- [Written task] For each line in the data below that holds "Tandii", return a copy.

--- begin Materials provided ---

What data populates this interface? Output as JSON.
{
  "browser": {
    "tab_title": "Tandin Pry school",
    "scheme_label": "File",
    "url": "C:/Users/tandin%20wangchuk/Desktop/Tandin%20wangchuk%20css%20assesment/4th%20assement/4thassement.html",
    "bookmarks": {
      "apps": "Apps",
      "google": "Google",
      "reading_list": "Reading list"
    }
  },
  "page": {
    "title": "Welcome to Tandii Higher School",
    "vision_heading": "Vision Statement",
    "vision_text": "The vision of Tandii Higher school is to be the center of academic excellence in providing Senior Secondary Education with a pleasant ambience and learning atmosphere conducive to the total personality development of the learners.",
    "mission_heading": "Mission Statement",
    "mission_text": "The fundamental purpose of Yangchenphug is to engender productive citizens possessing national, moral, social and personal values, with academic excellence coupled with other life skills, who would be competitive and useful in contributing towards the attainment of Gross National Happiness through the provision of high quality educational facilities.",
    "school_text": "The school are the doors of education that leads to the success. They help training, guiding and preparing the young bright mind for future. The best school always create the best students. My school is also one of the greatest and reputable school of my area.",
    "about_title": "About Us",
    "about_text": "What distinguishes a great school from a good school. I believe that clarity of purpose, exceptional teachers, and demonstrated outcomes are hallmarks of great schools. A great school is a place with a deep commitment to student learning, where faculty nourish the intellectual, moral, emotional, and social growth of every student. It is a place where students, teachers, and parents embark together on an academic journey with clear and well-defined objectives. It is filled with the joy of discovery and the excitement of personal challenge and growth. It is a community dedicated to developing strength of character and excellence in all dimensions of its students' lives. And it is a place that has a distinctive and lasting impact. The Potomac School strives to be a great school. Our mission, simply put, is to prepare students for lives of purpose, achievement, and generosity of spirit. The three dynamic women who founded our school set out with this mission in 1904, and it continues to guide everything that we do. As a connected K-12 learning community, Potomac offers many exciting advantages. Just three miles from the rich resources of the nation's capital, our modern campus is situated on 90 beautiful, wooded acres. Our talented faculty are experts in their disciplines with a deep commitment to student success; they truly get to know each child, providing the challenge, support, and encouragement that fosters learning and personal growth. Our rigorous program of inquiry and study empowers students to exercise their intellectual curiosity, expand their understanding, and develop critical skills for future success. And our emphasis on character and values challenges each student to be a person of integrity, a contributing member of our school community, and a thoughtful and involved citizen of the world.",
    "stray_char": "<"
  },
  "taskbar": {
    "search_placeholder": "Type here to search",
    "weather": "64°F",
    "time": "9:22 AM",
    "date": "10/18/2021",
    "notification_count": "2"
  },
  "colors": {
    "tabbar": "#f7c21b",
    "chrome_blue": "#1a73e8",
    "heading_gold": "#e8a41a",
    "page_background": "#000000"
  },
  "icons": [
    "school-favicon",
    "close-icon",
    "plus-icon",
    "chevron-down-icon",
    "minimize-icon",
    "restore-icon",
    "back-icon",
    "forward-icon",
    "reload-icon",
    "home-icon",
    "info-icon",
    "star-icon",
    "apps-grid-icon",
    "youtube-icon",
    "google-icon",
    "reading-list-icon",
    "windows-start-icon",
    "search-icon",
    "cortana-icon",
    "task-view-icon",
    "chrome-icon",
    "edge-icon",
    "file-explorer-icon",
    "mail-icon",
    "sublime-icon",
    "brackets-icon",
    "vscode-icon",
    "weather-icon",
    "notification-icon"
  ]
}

--- end Materials provided ---

- [Completed exercise]
    "title": "Welcome to Tandii Higher School",
    "vision_text": "The vision of Tandii Higher school is to be the center of academic excellence in providing Senior Secondary Education with a pleasant ambience and learning atmosphere conducive to the total personality development of the learners.",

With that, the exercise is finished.